Task to complete
Once the pictures are set aside, transcribe the remaining data exactly.

Data provided
↓↓↓

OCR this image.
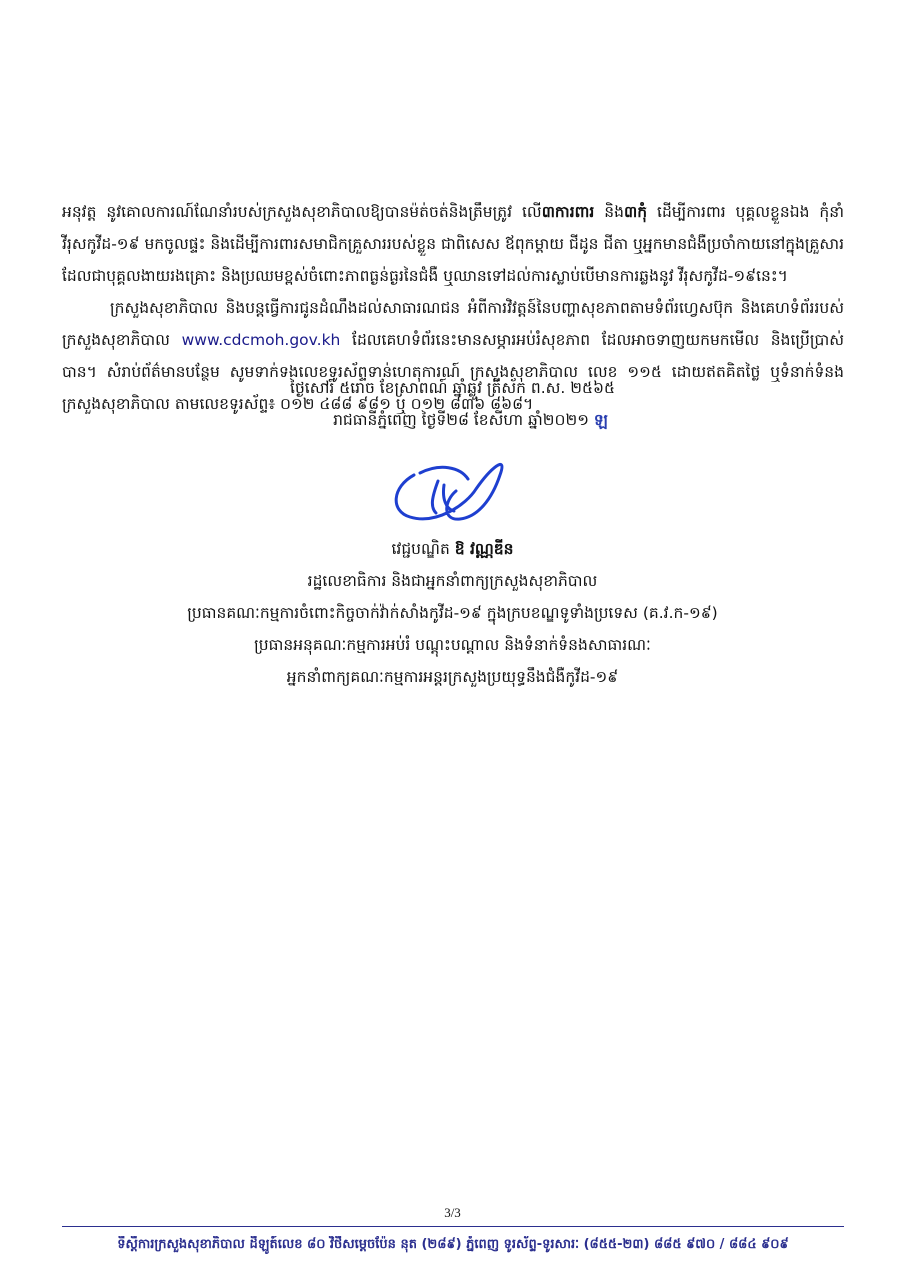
អនុវត្ត នូវគោលការណ៍ណែនាំរបស់ក្រសួងសុខាភិបាលឱ្យបានម៉ត់ចត់និងត្រឹមត្រូវ លើ៣ការពារ និង៣កុំ ដើម្បីការពារ បុគ្គលខ្លួនឯង កុំនាំវីរុសកូវីដ-១៩ មកចូលផ្ទះ និងដើម្បីការពារសមាជិកគ្រួសាររបស់ខ្លួន ជាពិសេស ឪពុកម្តាយ ជីដូន ជីតា ឬអ្នកមានជំងឺប្រចាំកាយនៅក្នុងគ្រួសារ ដែលជាបុគ្គលងាយរងគ្រោះ និងប្រឈមខ្ពស់ចំពោះភាពធ្ងន់ធ្ងរនៃជំងឺ ឬឈានទៅដល់ការស្លាប់បើមានការឆ្លងនូវ វីរុសកូវីដ-១៩នេះ។

ក្រសួងសុខាភិបាល និងបន្តធ្វើការជូនដំណឹងដល់សាធារណជន អំពីការវិវត្តន៍នៃបញ្ហាសុខភាពតាមទំព័រហ្វេសប៊ុក និងគេហទំព័ររបស់ក្រសួងសុខាភិបាល www.cdcmoh.gov.kh ដែលគេហទំព័រនេះមានសម្ភារអប់រំសុខភាព ដែលអាចទាញយកមកមើល និងប្រើប្រាស់បាន។ សំរាប់ព័ត៌មានបន្ថែម សូមទាក់ទងលេខទូរស័ព្ទទាន់ហេតុការណ៍ ក្រសួងសុខាភិបាល លេខ ១១៥ ដោយឥតគិតថ្លៃ ឬទំនាក់ទំនងក្រសួងសុខាភិបាល តាមលេខទូរស័ព្ទ៖ ០១២ ៤៨៨ ៩៨១ ឬ ០១២ ៨៣៦ ៨៦៨។

ថ្ងៃសៅរ៍ ៥រោច ខែស្រាពណ៍ ឆ្នាំឆ្លូវ ត្រីស័ក ព.ស. ២៥៦៥
រាជធានីភ្នំពេញ ថ្ងៃទី២៨ ខែសីហា ឆ្នាំ២០២១ ឡ
វេជ្ជបណ្ឌិត ឱ វណ្ណឌីន
រដ្ឋលេខាធិការ និងជាអ្នកនាំពាក្យក្រសួងសុខាភិបាល
ប្រធានគណៈកម្មការចំពោះកិច្ចចាក់វ៉ាក់សាំងកូវីដ-១៩ ក្នុងក្របខណ្ឌទូទាំងប្រទេស (គ.វ.ក-១៩)
ប្រធានអនុគណៈកម្មការអប់រំ បណ្តុះបណ្តាល និងទំនាក់ទំនងសាធារណៈ
អ្នកនាំពាក្យគណៈកម្មការអន្តរក្រសួងប្រយុទ្ធនឹងជំងឺកូវីដ-១៩
3/3
ទីស្តីការក្រសួងសុខាភិបាល ដីឡូត៍លេខ ៨០ វិថីសម្តេចប៉ែន នុត (២៨៩) ភ្នំពេញ ទូរស័ព្ទ-ទូរសារៈ (៨៥៥-២៣) ៨៨៥ ៩៧០ / ៨៨៤ ៩០៩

↑↑↑

Output for this exercise
OCR this image.
អនុវត្ត នូវគោលការណ៍ណែនាំរបស់ក្រសួងសុខាភិបាលឱ្យបានម៉ត់ចត់និងត្រឹមត្រូវ លើ៣ការពារ និង៣កុំ ដើម្បីការពារ បុគ្គលខ្លួនឯង កុំនាំវីរុសកូវីដ-១៩ មកចូលផ្ទះ និងដើម្បីការពារសមាជិកគ្រួសាររបស់ខ្លួន ជាពិសេស ឪពុកម្តាយ ជីដូន ជីតា ឬអ្នកមានជំងឺប្រចាំកាយនៅក្នុងគ្រួសារ ដែលជាបុគ្គលងាយរងគ្រោះ និងប្រឈមខ្ពស់ចំពោះភាពធ្ងន់ធ្ងរនៃជំងឺ ឬឈានទៅដល់ការស្លាប់បើមានការឆ្លងនូវ វីរុសកូវីដ-១៩នេះ។

ក្រសួងសុខាភិបាល និងបន្តធ្វើការជូនដំណឹងដល់សាធារណជន អំពីការវិវត្តន៍នៃបញ្ហាសុខភាពតាមទំព័រហ្វេសប៊ុក និងគេហទំព័ររបស់ក្រសួងសុខាភិបាល www.cdcmoh.gov.kh ដែលគេហទំព័រនេះមានសម្ភារអប់រំសុខភាព ដែលអាចទាញយកមកមើល និងប្រើប្រាស់បាន។ សំរាប់ព័ត៌មានបន្ថែម សូមទាក់ទងលេខទូរស័ព្ទទាន់ហេតុការណ៍ ក្រសួងសុខាភិបាល លេខ ១១៥ ដោយឥតគិតថ្លៃ ឬទំនាក់ទំនងក្រសួងសុខាភិបាល តាមលេខទូរស័ព្ទ៖ ០១២ ៤៨៨ ៩៨១ ឬ ០១២ ៨៣៦ ៨៦៨។

ថ្ងៃសៅរ៍ ៥រោច ខែស្រាពណ៍ ឆ្នាំឆ្លូវ ត្រីស័ក ព.ស. ២៥៦៥
រាជធានីភ្នំពេញ ថ្ងៃទី២៨ ខែសីហា ឆ្នាំ២០២១ ឡ
វេជ្ជបណ្ឌិត ឱ វណ្ណឌីន
រដ្ឋលេខាធិការ និងជាអ្នកនាំពាក្យក្រសួងសុខាភិបាល
ប្រធានគណៈកម្មការចំពោះកិច្ចចាក់វ៉ាក់សាំងកូវីដ-១៩ ក្នុងក្របខណ្ឌទូទាំងប្រទេស (គ.វ.ក-១៩)
ប្រធានអនុគណៈកម្មការអប់រំ បណ្តុះបណ្តាល និងទំនាក់ទំនងសាធារណៈ
អ្នកនាំពាក្យគណៈកម្មការអន្តរក្រសួងប្រយុទ្ធនឹងជំងឺកូវីដ-១៩
3/3
ទីស្តីការក្រសួងសុខាភិបាល ដីឡូត៍លេខ ៨០ វិថីសម្តេចប៉ែន នុត (២៨៩) ភ្នំពេញ ទូរស័ព្ទ-ទូរសារៈ (៨៥៥-២៣) ៨៨៥ ៩៧០ / ៨៨៤ ៩០៩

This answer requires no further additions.